- **GIVEN EXERCISE**
Output the data word for word, dropping every image.

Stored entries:
• • • • •

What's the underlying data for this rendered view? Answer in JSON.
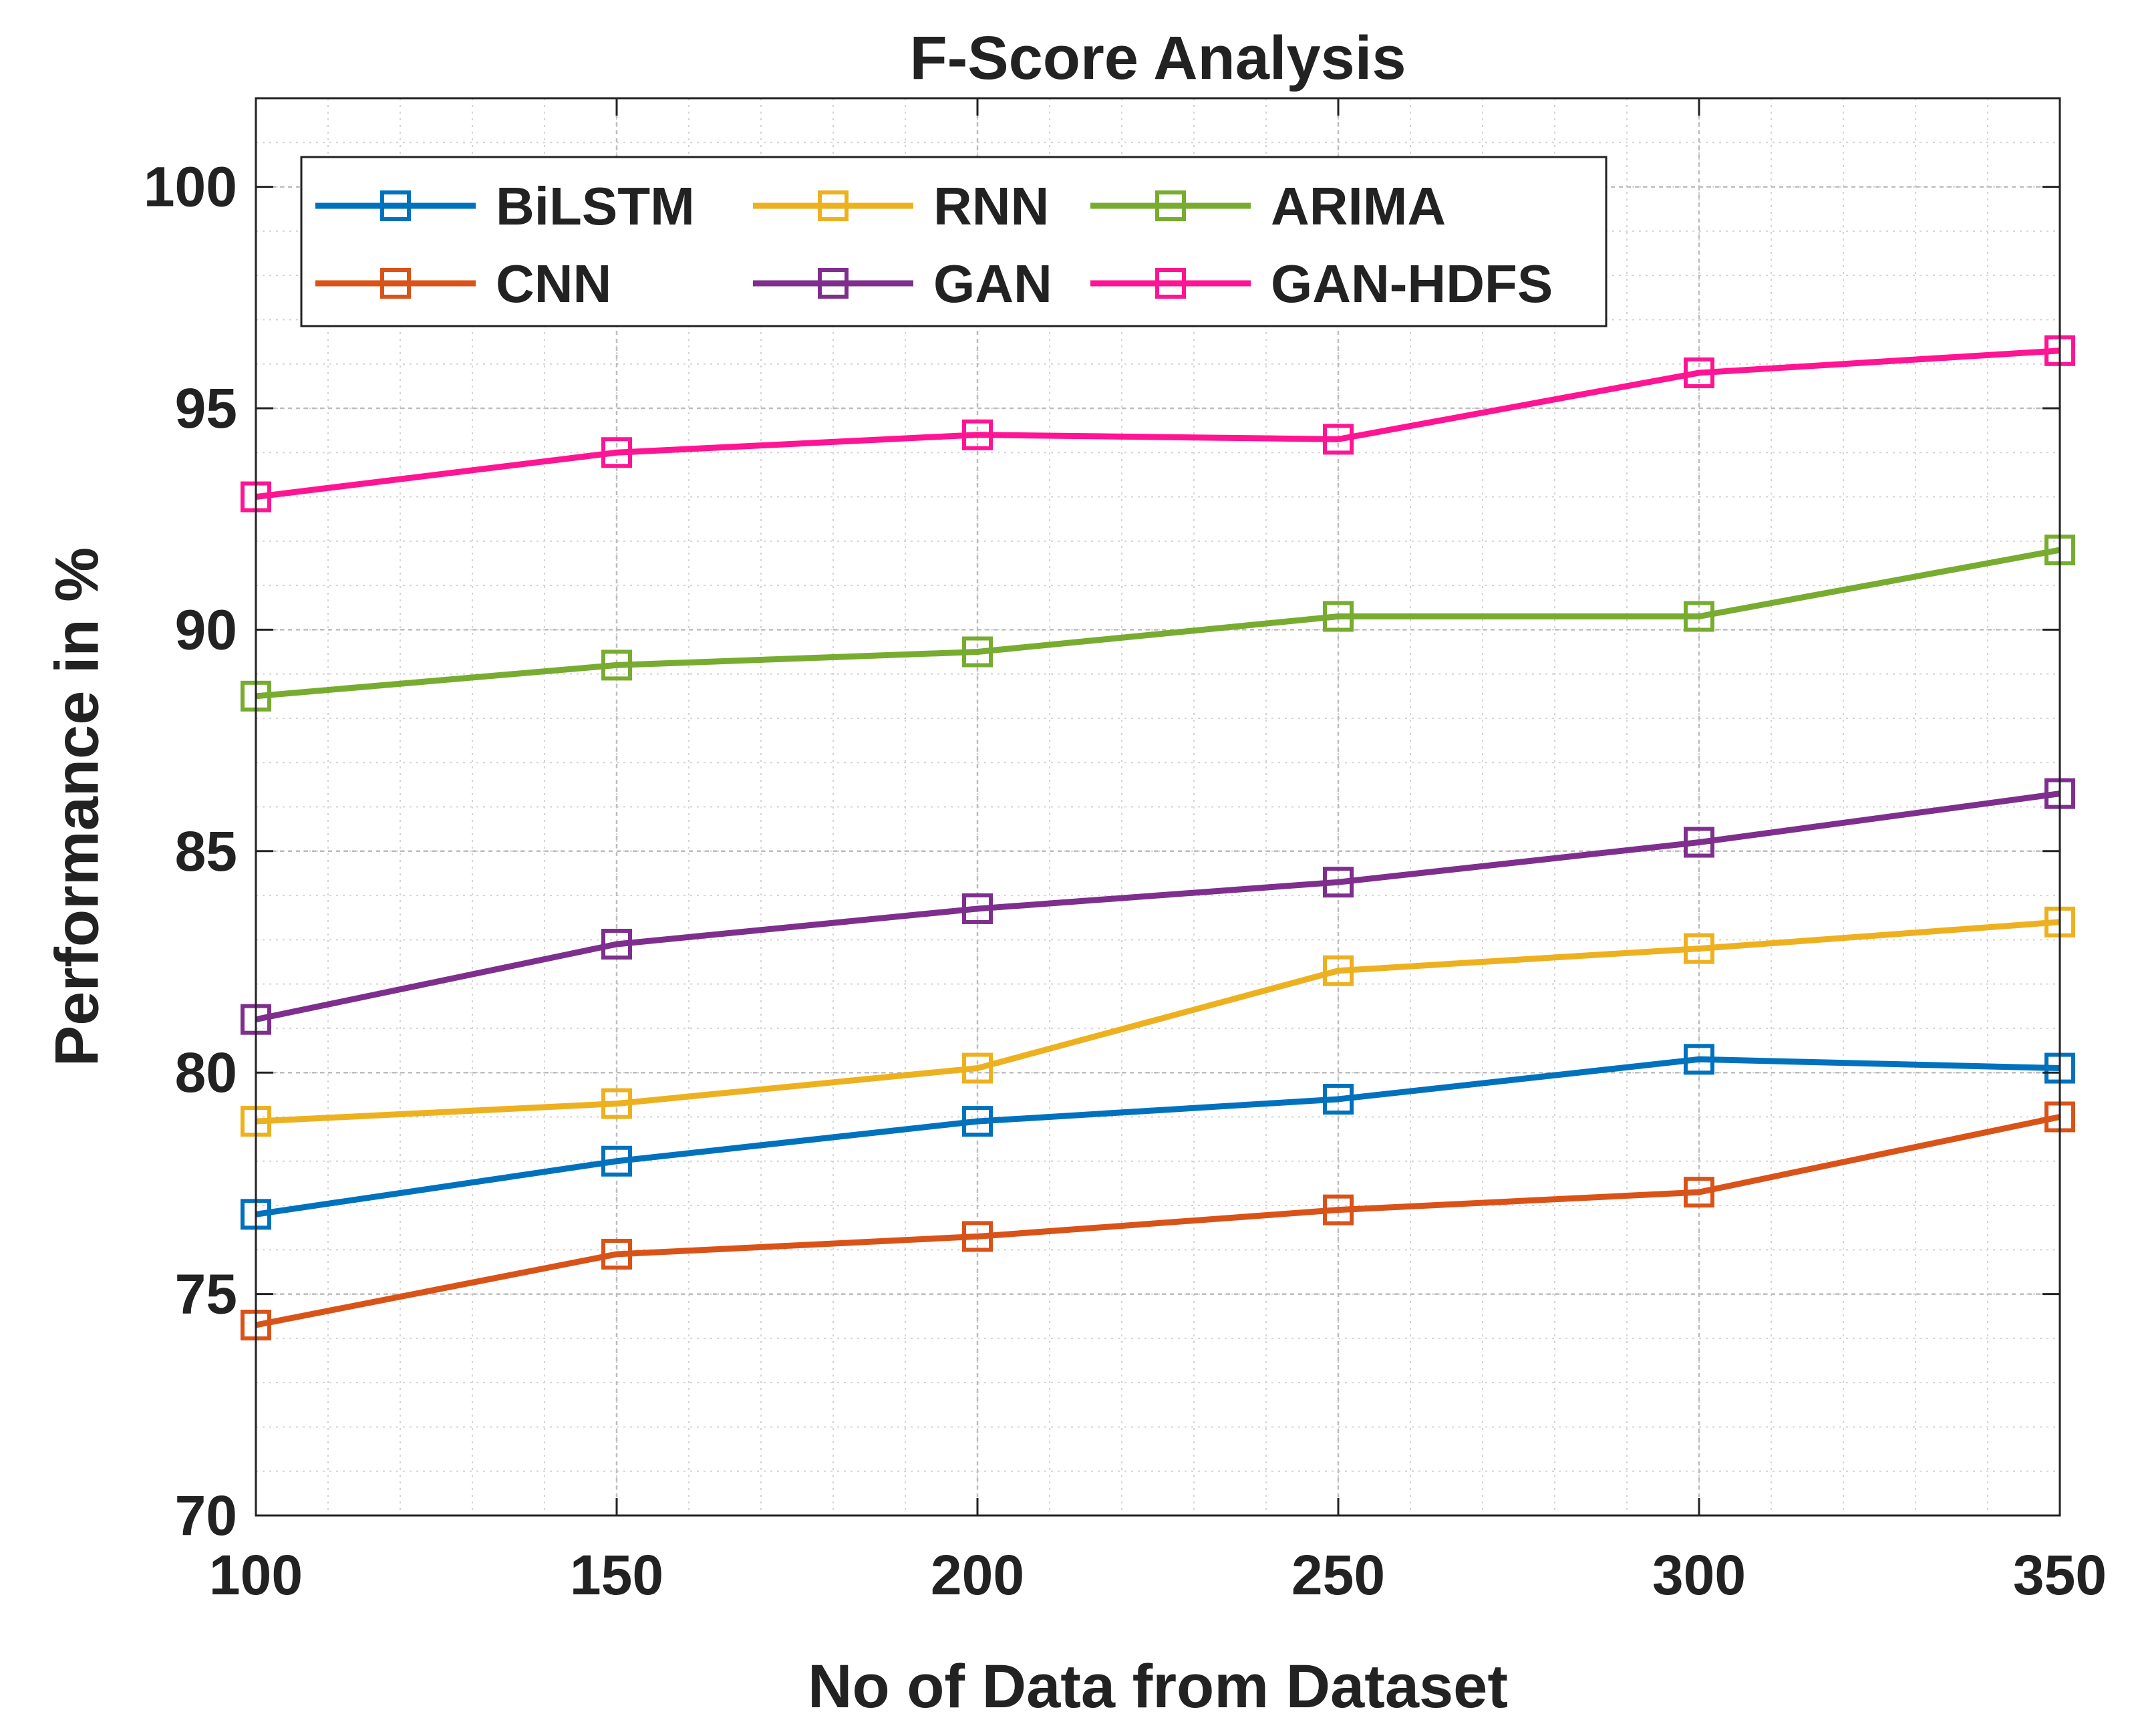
{
  "chart_data": {
    "type": "line",
    "title": "F-Score Analysis",
    "xlabel": "No of Data from Dataset",
    "ylabel": "Performance in %",
    "x": [
      100,
      150,
      200,
      250,
      300,
      350
    ],
    "xlim": [
      100,
      350
    ],
    "ylim": [
      70,
      102
    ],
    "xticks": [
      "100",
      "150",
      "200",
      "250",
      "300",
      "350"
    ],
    "yticks": [
      "70",
      "75",
      "80",
      "85",
      "90",
      "95",
      "100"
    ],
    "grid": true,
    "minor_grid": true,
    "legend_position": "top",
    "legend_columns": 3,
    "marker": "square",
    "series": [
      {
        "name": "BiLSTM",
        "color": "#0072BD",
        "values": [
          76.8,
          78.0,
          78.9,
          79.4,
          80.3,
          80.1
        ]
      },
      {
        "name": "CNN",
        "color": "#D95319",
        "values": [
          74.3,
          75.9,
          76.3,
          76.9,
          77.3,
          79.0
        ]
      },
      {
        "name": "RNN",
        "color": "#EDB120",
        "values": [
          78.9,
          79.3,
          80.1,
          82.3,
          82.8,
          83.4
        ]
      },
      {
        "name": "GAN",
        "color": "#7E2F8E",
        "values": [
          81.2,
          82.9,
          83.7,
          84.3,
          85.2,
          86.3
        ]
      },
      {
        "name": "ARIMA",
        "color": "#77AC30",
        "values": [
          88.5,
          89.2,
          89.5,
          90.3,
          90.3,
          91.8
        ]
      },
      {
        "name": "GAN-HDFS",
        "color": "#FF1493",
        "values": [
          93.0,
          94.0,
          94.4,
          94.3,
          95.8,
          96.3
        ]
      }
    ],
    "legend_order": [
      "BiLSTM",
      "RNN",
      "ARIMA",
      "CNN",
      "GAN",
      "GAN-HDFS"
    ]
  }
}
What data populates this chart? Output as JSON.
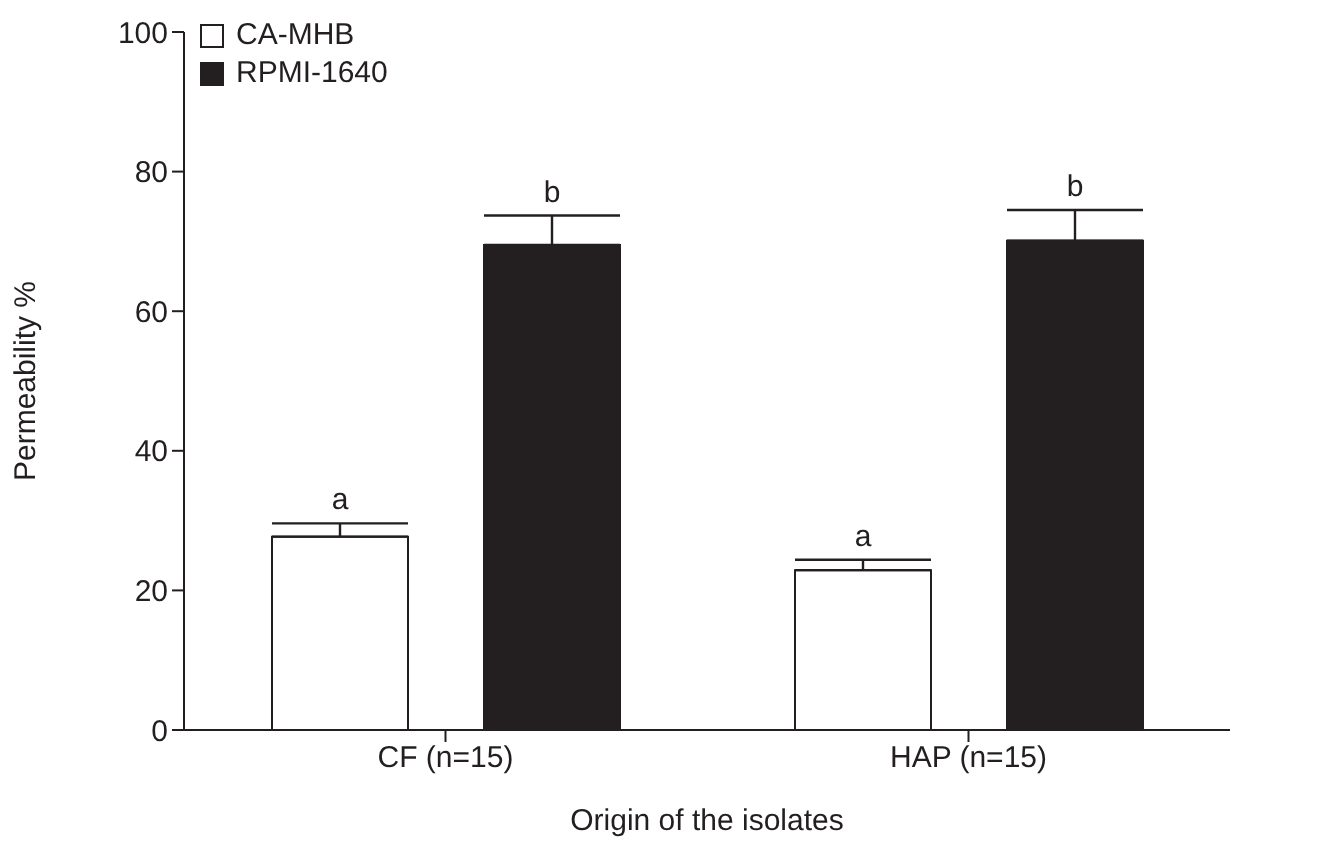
{
  "chart_data": {
    "type": "bar",
    "xlabel": "Origin of the isolates",
    "ylabel": "Permeability %",
    "categories": [
      "CF (n=15)",
      "HAP (n=15)"
    ],
    "series": [
      {
        "name": "CA-MHB",
        "color": "#ffffff",
        "values": [
          27.7,
          22.9
        ],
        "errors": [
          [
            27.7,
            29.6
          ],
          [
            22.9,
            24.4
          ]
        ]
      },
      {
        "name": "RPMI-1640",
        "color": "#231f20",
        "values": [
          69.5,
          70.1
        ],
        "errors": [
          [
            69.5,
            73.7
          ],
          [
            70.1,
            74.5
          ]
        ]
      }
    ],
    "ylim": [
      0,
      100
    ],
    "yticks": [
      0,
      20,
      40,
      60,
      80,
      100
    ],
    "grid": false,
    "legend": "top left",
    "annotations": [
      "a",
      "b",
      "a",
      "b"
    ]
  }
}
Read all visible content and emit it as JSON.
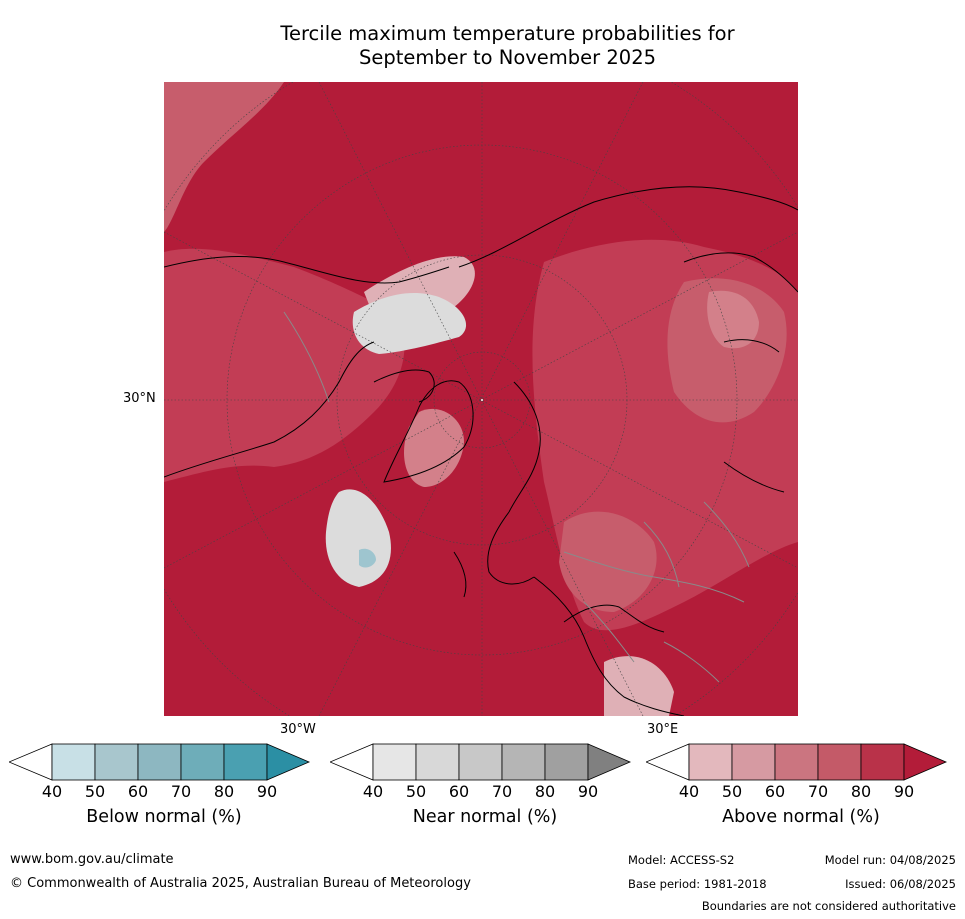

• • • • •

- **OUTPUT**
What's the underlying data for this rendered view? Answer in JSON.
{
  "chart_data": {
    "type": "line",
    "title": "F-Score Analysis",
    "xlabel": "No of Data from Dataset",
    "ylabel": "Performance in %",
    "x": [
      100,
      150,
      200,
      250,
      300,
      350
    ],
    "xlim": [
      100,
      350
    ],
    "ylim": [
      70,
      102
    ],
    "xticks": [
      "100",
      "150",
      "200",
      "250",
      "300",
      "350"
    ],
    "yticks": [
      "70",
      "75",
      "80",
      "85",
      "90",
      "95",
      "100"
    ],
    "grid": true,
    "minor_grid": true,
    "legend_position": "top",
    "legend_columns": 3,
    "marker": "square",
    "series": [
      {
        "name": "BiLSTM",
        "color": "#0072BD",
        "values": [
          76.8,
          78.0,
          78.9,
          79.4,
          80.3,
          80.1
        ]
      },
      {
        "name": "CNN",
        "color": "#D95319",
        "values": [
          74.3,
          75.9,
          76.3,
          76.9,
          77.3,
          79.0
        ]
      },
      {
        "name": "RNN",
        "color": "#EDB120",
        "values": [
          78.9,
          79.3,
          80.1,
          82.3,
          82.8,
          83.4
        ]
      },
      {
        "name": "GAN",
        "color": "#7E2F8E",
        "values": [
          81.2,
          82.9,
          83.7,
          84.3,
          85.2,
          86.3
        ]
      },
      {
        "name": "ARIMA",
        "color": "#77AC30",
        "values": [
          88.5,
          89.2,
          89.5,
          90.3,
          90.3,
          91.8
        ]
      },
      {
        "name": "GAN-HDFS",
        "color": "#FF1493",
        "values": [
          93.0,
          94.0,
          94.4,
          94.3,
          95.8,
          96.3
        ]
      }
    ],
    "legend_order": [
      "BiLSTM",
      "RNN",
      "ARIMA",
      "CNN",
      "GAN",
      "GAN-HDFS"
    ]
  }
}
What data populates this chart? Output as JSON.
{
  "chart_data": {
    "type": "bar",
    "xlabel": "Origin of the isolates",
    "ylabel": "Permeability %",
    "categories": [
      "CF (n=15)",
      "HAP (n=15)"
    ],
    "series": [
      {
        "name": "CA-MHB",
        "color": "#ffffff",
        "values": [
          27.7,
          22.9
        ],
        "errors": [
          [
            27.7,
            29.6
          ],
          [
            22.9,
            24.4
          ]
        ]
      },
      {
        "name": "RPMI-1640",
        "color": "#231f20",
        "values": [
          69.5,
          70.1
        ],
        "errors": [
          [
            69.5,
            73.7
          ],
          [
            70.1,
            74.5
          ]
        ]
      }
    ],
    "ylim": [
      0,
      100
    ],
    "yticks": [
      0,
      20,
      40,
      60,
      80,
      100
    ],
    "grid": false,
    "legend": "top left",
    "annotations": [
      "a",
      "b",
      "a",
      "b"
    ]
  }
}
Read all visible content and emit it as JSON.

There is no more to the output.